-- WRITTEN PROBLEM --
Reproduce all of the records exactly.

Entries with figure data

— Begin —

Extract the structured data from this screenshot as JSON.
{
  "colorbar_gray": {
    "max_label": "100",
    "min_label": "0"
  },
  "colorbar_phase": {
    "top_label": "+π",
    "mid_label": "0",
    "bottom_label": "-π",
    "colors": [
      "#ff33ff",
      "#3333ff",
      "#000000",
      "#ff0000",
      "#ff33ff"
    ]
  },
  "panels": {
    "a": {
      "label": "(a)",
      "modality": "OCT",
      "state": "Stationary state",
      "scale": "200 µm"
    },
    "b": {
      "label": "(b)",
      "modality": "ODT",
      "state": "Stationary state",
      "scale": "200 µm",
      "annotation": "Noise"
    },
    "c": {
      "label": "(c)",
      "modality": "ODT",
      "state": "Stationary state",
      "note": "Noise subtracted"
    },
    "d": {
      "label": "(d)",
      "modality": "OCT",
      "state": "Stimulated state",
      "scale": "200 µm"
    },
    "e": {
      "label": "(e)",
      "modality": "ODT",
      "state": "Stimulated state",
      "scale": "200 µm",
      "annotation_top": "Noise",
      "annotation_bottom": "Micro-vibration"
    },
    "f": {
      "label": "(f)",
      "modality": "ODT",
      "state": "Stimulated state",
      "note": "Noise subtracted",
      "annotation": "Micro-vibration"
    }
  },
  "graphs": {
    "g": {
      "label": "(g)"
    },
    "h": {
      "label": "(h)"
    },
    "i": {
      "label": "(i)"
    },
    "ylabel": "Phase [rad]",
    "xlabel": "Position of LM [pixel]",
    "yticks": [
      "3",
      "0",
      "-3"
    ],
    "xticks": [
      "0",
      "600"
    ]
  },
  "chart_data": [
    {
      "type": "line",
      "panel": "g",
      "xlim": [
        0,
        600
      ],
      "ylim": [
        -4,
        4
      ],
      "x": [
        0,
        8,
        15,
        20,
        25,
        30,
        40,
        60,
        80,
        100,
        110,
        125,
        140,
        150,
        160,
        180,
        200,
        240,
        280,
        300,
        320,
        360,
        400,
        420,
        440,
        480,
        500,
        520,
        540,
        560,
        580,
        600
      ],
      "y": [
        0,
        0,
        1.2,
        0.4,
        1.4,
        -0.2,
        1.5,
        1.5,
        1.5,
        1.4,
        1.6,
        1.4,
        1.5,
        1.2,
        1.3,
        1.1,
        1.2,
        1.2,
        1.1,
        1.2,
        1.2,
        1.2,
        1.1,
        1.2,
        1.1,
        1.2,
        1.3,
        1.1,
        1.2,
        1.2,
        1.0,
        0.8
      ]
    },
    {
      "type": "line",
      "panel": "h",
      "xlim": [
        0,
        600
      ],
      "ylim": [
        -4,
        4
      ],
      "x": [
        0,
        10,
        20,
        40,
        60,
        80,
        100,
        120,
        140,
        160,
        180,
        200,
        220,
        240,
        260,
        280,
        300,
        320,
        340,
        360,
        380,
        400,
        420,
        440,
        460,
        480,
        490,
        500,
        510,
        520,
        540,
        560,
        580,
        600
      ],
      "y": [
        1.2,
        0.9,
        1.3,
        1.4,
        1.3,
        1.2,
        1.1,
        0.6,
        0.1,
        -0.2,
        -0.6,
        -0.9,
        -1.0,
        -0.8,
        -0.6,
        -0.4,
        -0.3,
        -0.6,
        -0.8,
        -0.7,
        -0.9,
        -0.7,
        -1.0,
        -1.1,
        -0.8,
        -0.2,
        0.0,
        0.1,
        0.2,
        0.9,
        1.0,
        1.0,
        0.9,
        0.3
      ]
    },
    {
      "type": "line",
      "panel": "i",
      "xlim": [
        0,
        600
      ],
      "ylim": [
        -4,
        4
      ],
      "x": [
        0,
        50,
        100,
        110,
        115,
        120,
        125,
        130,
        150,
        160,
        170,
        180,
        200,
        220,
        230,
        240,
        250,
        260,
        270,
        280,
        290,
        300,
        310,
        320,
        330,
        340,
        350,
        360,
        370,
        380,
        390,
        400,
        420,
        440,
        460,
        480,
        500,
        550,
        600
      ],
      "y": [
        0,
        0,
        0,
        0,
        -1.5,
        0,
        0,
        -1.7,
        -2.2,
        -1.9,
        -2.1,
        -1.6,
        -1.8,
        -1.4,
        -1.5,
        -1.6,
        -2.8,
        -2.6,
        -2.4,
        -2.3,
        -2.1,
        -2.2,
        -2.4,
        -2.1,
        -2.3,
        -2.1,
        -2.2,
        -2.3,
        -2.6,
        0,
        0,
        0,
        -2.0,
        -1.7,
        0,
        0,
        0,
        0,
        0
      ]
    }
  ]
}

— End —

-- ANSWER TO THE TASK --
Extract the structured data from this screenshot as JSON.
{
  "colorbar_gray": {
    "max_label": "100",
    "min_label": "0"
  },
  "colorbar_phase": {
    "top_label": "+π",
    "mid_label": "0",
    "bottom_label": "-π",
    "colors": [
      "#ff33ff",
      "#3333ff",
      "#000000",
      "#ff0000",
      "#ff33ff"
    ]
  },
  "panels": {
    "a": {
      "label": "(a)",
      "modality": "OCT",
      "state": "Stationary state",
      "scale": "200 µm"
    },
    "b": {
      "label": "(b)",
      "modality": "ODT",
      "state": "Stationary state",
      "scale": "200 µm",
      "annotation": "Noise"
    },
    "c": {
      "label": "(c)",
      "modality": "ODT",
      "state": "Stationary state",
      "note": "Noise subtracted"
    },
    "d": {
      "label": "(d)",
      "modality": "OCT",
      "state": "Stimulated state",
      "scale": "200 µm"
    },
    "e": {
      "label": "(e)",
      "modality": "ODT",
      "state": "Stimulated state",
      "scale": "200 µm",
      "annotation_top": "Noise",
      "annotation_bottom": "Micro-vibration"
    },
    "f": {
      "label": "(f)",
      "modality": "ODT",
      "state": "Stimulated state",
      "note": "Noise subtracted",
      "annotation": "Micro-vibration"
    }
  },
  "graphs": {
    "g": {
      "label": "(g)"
    },
    "h": {
      "label": "(h)"
    },
    "i": {
      "label": "(i)"
    },
    "ylabel": "Phase [rad]",
    "xlabel": "Position of LM [pixel]",
    "yticks": [
      "3",
      "0",
      "-3"
    ],
    "xticks": [
      "0",
      "600"
    ]
  },
  "chart_data": [
    {
      "type": "line",
      "panel": "g",
      "xlim": [
        0,
        600
      ],
      "ylim": [
        -4,
        4
      ],
      "x": [
        0,
        8,
        15,
        20,
        25,
        30,
        40,
        60,
        80,
        100,
        110,
        125,
        140,
        150,
        160,
        180,
        200,
        240,
        280,
        300,
        320,
        360,
        400,
        420,
        440,
        480,
        500,
        520,
        540,
        560,
        580,
        600
      ],
      "y": [
        0,
        0,
        1.2,
        0.4,
        1.4,
        -0.2,
        1.5,
        1.5,
        1.5,
        1.4,
        1.6,
        1.4,
        1.5,
        1.2,
        1.3,
        1.1,
        1.2,
        1.2,
        1.1,
        1.2,
        1.2,
        1.2,
        1.1,
        1.2,
        1.1,
        1.2,
        1.3,
        1.1,
        1.2,
        1.2,
        1.0,
        0.8
      ]
    },
    {
      "type": "line",
      "panel": "h",
      "xlim": [
        0,
        600
      ],
      "ylim": [
        -4,
        4
      ],
      "x": [
        0,
        10,
        20,
        40,
        60,
        80,
        100,
        120,
        140,
        160,
        180,
        200,
        220,
        240,
        260,
        280,
        300,
        320,
        340,
        360,
        380,
        400,
        420,
        440,
        460,
        480,
        490,
        500,
        510,
        520,
        540,
        560,
        580,
        600
      ],
      "y": [
        1.2,
        0.9,
        1.3,
        1.4,
        1.3,
        1.2,
        1.1,
        0.6,
        0.1,
        -0.2,
        -0.6,
        -0.9,
        -1.0,
        -0.8,
        -0.6,
        -0.4,
        -0.3,
        -0.6,
        -0.8,
        -0.7,
        -0.9,
        -0.7,
        -1.0,
        -1.1,
        -0.8,
        -0.2,
        0.0,
        0.1,
        0.2,
        0.9,
        1.0,
        1.0,
        0.9,
        0.3
      ]
    },
    {
      "type": "line",
      "panel": "i",
      "xlim": [
        0,
        600
      ],
      "ylim": [
        -4,
        4
      ],
      "x": [
        0,
        50,
        100,
        110,
        115,
        120,
        125,
        130,
        150,
        160,
        170,
        180,
        200,
        220,
        230,
        240,
        250,
        260,
        270,
        280,
        290,
        300,
        310,
        320,
        330,
        340,
        350,
        360,
        370,
        380,
        390,
        400,
        420,
        440,
        460,
        480,
        500,
        550,
        600
      ],
      "y": [
        0,
        0,
        0,
        0,
        -1.5,
        0,
        0,
        -1.7,
        -2.2,
        -1.9,
        -2.1,
        -1.6,
        -1.8,
        -1.4,
        -1.5,
        -1.6,
        -2.8,
        -2.6,
        -2.4,
        -2.3,
        -2.1,
        -2.2,
        -2.4,
        -2.1,
        -2.3,
        -2.1,
        -2.2,
        -2.3,
        -2.6,
        0,
        0,
        0,
        -2.0,
        -1.7,
        0,
        0,
        0,
        0,
        0
      ]
    }
  ]
}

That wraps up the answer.